• Set exercise
Where a line holds the string "выкупа", return that line.

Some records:
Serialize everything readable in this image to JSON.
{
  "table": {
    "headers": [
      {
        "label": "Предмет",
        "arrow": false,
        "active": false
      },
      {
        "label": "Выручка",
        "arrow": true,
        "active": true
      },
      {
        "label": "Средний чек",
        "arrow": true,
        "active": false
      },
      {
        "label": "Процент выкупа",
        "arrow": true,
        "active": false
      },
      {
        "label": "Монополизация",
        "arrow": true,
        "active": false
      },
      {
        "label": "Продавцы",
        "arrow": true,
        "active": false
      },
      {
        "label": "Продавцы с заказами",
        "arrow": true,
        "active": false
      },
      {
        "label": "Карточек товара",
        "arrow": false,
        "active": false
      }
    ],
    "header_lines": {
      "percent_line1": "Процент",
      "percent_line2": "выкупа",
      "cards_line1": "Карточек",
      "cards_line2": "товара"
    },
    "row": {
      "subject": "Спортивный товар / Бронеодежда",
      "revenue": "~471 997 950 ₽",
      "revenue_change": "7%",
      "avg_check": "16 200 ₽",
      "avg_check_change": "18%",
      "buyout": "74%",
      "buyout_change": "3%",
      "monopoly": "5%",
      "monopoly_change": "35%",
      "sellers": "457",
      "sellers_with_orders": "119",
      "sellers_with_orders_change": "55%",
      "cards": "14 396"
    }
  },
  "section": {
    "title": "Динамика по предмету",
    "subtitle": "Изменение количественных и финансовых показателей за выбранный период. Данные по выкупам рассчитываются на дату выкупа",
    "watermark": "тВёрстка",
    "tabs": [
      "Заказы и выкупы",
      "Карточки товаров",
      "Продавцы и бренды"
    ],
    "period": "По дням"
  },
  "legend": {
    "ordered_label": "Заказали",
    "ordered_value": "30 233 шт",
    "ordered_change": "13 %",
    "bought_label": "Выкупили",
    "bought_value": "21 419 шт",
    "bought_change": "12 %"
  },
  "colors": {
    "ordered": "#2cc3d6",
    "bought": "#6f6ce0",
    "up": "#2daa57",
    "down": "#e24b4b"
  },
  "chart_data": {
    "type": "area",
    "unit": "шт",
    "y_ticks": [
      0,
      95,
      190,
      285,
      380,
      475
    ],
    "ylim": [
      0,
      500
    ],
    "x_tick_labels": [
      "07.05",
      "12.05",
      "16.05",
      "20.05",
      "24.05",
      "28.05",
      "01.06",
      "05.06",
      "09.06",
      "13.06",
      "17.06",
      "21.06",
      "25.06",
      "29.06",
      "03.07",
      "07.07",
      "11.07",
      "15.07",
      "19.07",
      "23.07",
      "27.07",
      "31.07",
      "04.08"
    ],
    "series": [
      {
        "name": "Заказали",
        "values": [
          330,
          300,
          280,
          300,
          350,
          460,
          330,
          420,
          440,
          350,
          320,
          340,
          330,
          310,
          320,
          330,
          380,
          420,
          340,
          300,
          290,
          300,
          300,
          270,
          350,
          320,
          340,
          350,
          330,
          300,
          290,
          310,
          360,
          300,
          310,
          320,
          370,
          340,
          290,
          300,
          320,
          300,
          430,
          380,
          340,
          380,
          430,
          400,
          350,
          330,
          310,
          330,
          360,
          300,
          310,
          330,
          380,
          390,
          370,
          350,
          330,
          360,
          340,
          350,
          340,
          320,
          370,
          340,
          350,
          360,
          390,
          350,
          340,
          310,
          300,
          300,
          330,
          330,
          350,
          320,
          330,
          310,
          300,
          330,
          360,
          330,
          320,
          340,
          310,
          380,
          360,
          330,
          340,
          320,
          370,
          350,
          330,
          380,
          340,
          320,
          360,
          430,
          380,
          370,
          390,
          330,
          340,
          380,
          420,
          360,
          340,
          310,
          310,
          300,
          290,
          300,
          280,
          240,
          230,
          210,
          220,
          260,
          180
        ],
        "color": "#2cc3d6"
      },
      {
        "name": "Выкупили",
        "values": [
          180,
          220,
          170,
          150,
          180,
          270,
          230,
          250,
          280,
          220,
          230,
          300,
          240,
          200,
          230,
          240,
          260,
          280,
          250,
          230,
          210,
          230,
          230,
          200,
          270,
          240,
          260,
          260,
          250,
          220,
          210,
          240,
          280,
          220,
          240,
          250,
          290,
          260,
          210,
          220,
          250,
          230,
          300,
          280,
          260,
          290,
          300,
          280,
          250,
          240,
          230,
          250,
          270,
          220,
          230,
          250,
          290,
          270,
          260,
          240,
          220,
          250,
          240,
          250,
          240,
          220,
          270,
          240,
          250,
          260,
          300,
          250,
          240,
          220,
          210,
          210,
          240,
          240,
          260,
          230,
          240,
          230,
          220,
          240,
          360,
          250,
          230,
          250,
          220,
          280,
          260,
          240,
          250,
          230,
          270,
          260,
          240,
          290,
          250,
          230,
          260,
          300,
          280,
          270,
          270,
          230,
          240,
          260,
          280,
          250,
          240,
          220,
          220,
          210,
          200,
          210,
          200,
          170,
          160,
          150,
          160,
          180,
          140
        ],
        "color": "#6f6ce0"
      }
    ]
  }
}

• Answer
        "label": "Процент выкупа",
      "percent_line2": "выкупа",
    "subtitle": "Изменение количественных и финансовых показателей за выбранный период. Данные по выкупам рассчитываются на дату выкупа",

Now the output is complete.